PROBLEM TO WORK ON: Copy all the data exactly, except the pictures.

(Data entries for graphics)

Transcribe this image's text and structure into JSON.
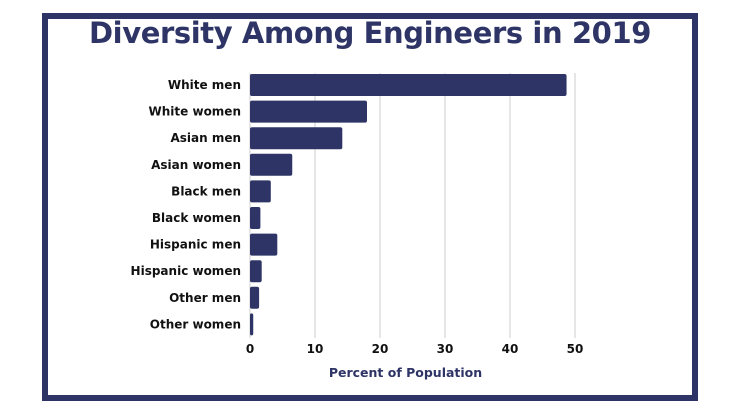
{
  "colors": {
    "bar": "#2e3566",
    "frame": "#2e3566",
    "grid": "#cccccc",
    "title": "#2e3566"
  },
  "chart_data": {
    "type": "bar",
    "orientation": "horizontal",
    "title": "Diversity Among Engineers in 2019",
    "xlabel": "Percent of Population",
    "ylabel": "",
    "xlim": [
      0,
      50
    ],
    "xticks": [
      0,
      10,
      20,
      30,
      40,
      50
    ],
    "grid": true,
    "legend": "none",
    "categories": [
      "White men",
      "White women",
      "Asian men",
      "Asian women",
      "Black men",
      "Black women",
      "Hispanic men",
      "Hispanic women",
      "Other men",
      "Other women"
    ],
    "values": [
      48.7,
      18.0,
      14.2,
      6.5,
      3.2,
      1.6,
      4.2,
      1.8,
      1.4,
      0.5
    ]
  }
}
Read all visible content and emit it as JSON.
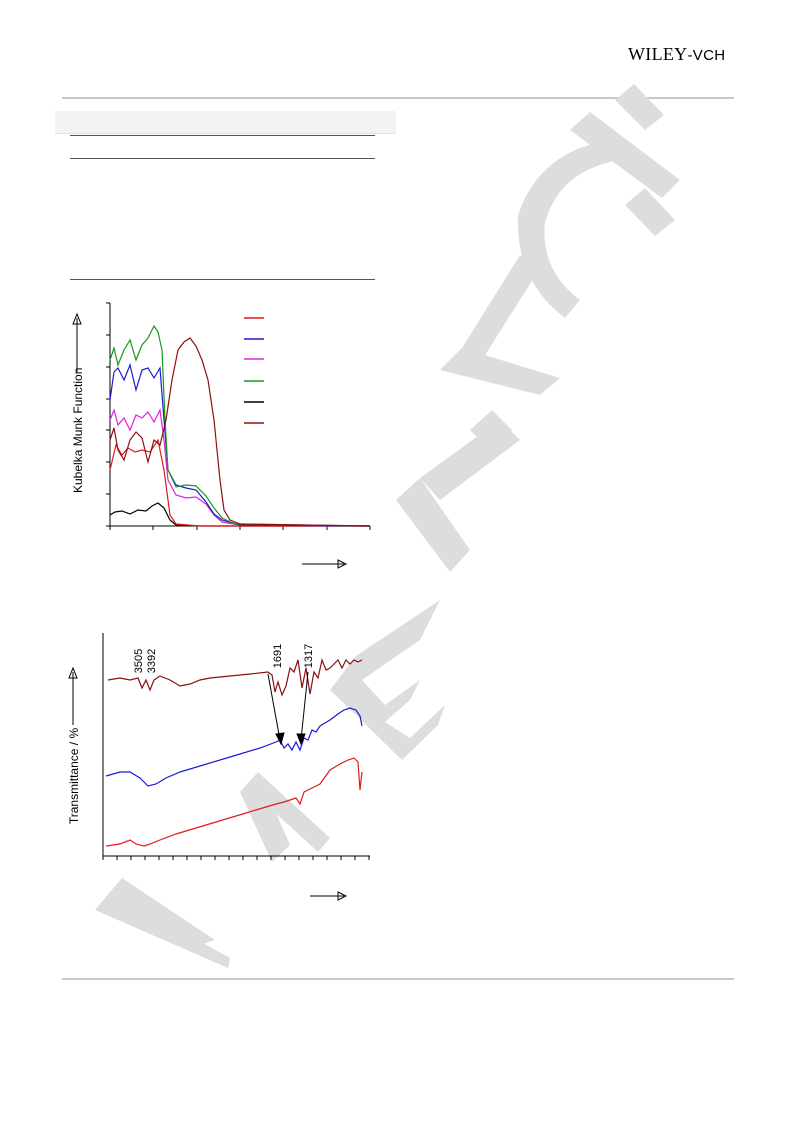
{
  "header": {
    "publisher_main": "WILEY",
    "publisher_suffix": "-VCH",
    "watermark": "WILEY-VCH"
  },
  "colors": {
    "rule": "#c8c8c8",
    "watermark": "#dddddd",
    "red": "#e01b1b",
    "blue": "#1b1bd6",
    "magenta": "#e020e0",
    "green": "#1a9a1a",
    "black": "#000000",
    "darkred": "#8b1010"
  },
  "chart_data": [
    {
      "type": "line",
      "title": "",
      "xlabel": "",
      "ylabel": "Kubelka Munk Function",
      "legend_position": "top-right",
      "legend_entries": 6,
      "series": [
        {
          "color": "red",
          "shape": "low absorption, edge ~0.15"
        },
        {
          "color": "blue",
          "shape": "high UV, edge ~0.2"
        },
        {
          "color": "magenta",
          "shape": "medium UV, tail"
        },
        {
          "color": "green",
          "shape": "highest UV, broad tail"
        },
        {
          "color": "black",
          "shape": "weak"
        },
        {
          "color": "darkred",
          "shape": "visible band peak"
        }
      ]
    },
    {
      "type": "line",
      "title": "",
      "xlabel": "",
      "ylabel": "Transmittance / %",
      "annotations": [
        "3505",
        "3392",
        "1691",
        "1317"
      ],
      "series": [
        {
          "color": "darkred",
          "position": "top"
        },
        {
          "color": "blue",
          "position": "middle"
        },
        {
          "color": "red",
          "position": "bottom"
        }
      ]
    }
  ]
}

TASK ANSWER:
Transcribe this image's text and structure into JSON.
{
  "colors": {
    "bar": "#2e3566",
    "frame": "#2e3566",
    "grid": "#cccccc",
    "title": "#2e3566"
  },
  "chart_data": {
    "type": "bar",
    "orientation": "horizontal",
    "title": "Diversity Among Engineers in 2019",
    "xlabel": "Percent of Population",
    "ylabel": "",
    "xlim": [
      0,
      50
    ],
    "xticks": [
      0,
      10,
      20,
      30,
      40,
      50
    ],
    "grid": true,
    "legend": "none",
    "categories": [
      "White men",
      "White women",
      "Asian men",
      "Asian women",
      "Black men",
      "Black women",
      "Hispanic men",
      "Hispanic women",
      "Other men",
      "Other women"
    ],
    "values": [
      48.7,
      18.0,
      14.2,
      6.5,
      3.2,
      1.6,
      4.2,
      1.8,
      1.4,
      0.5
    ]
  }
}
Read all visible content and emit it as JSON.
{
  "header": {
    "publisher_main": "WILEY",
    "publisher_suffix": "-VCH",
    "watermark": "WILEY-VCH"
  },
  "colors": {
    "rule": "#c8c8c8",
    "watermark": "#dddddd",
    "red": "#e01b1b",
    "blue": "#1b1bd6",
    "magenta": "#e020e0",
    "green": "#1a9a1a",
    "black": "#000000",
    "darkred": "#8b1010"
  },
  "chart_data": [
    {
      "type": "line",
      "title": "",
      "xlabel": "",
      "ylabel": "Kubelka Munk Function",
      "legend_position": "top-right",
      "legend_entries": 6,
      "series": [
        {
          "color": "red",
          "shape": "low absorption, edge ~0.15"
        },
        {
          "color": "blue",
          "shape": "high UV, edge ~0.2"
        },
        {
          "color": "magenta",
          "shape": "medium UV, tail"
        },
        {
          "color": "green",
          "shape": "highest UV, broad tail"
        },
        {
          "color": "black",
          "shape": "weak"
        },
        {
          "color": "darkred",
          "shape": "visible band peak"
        }
      ]
    },
    {
      "type": "line",
      "title": "",
      "xlabel": "",
      "ylabel": "Transmittance / %",
      "annotations": [
        "3505",
        "3392",
        "1691",
        "1317"
      ],
      "series": [
        {
          "color": "darkred",
          "position": "top"
        },
        {
          "color": "blue",
          "position": "middle"
        },
        {
          "color": "red",
          "position": "bottom"
        }
      ]
    }
  ]
}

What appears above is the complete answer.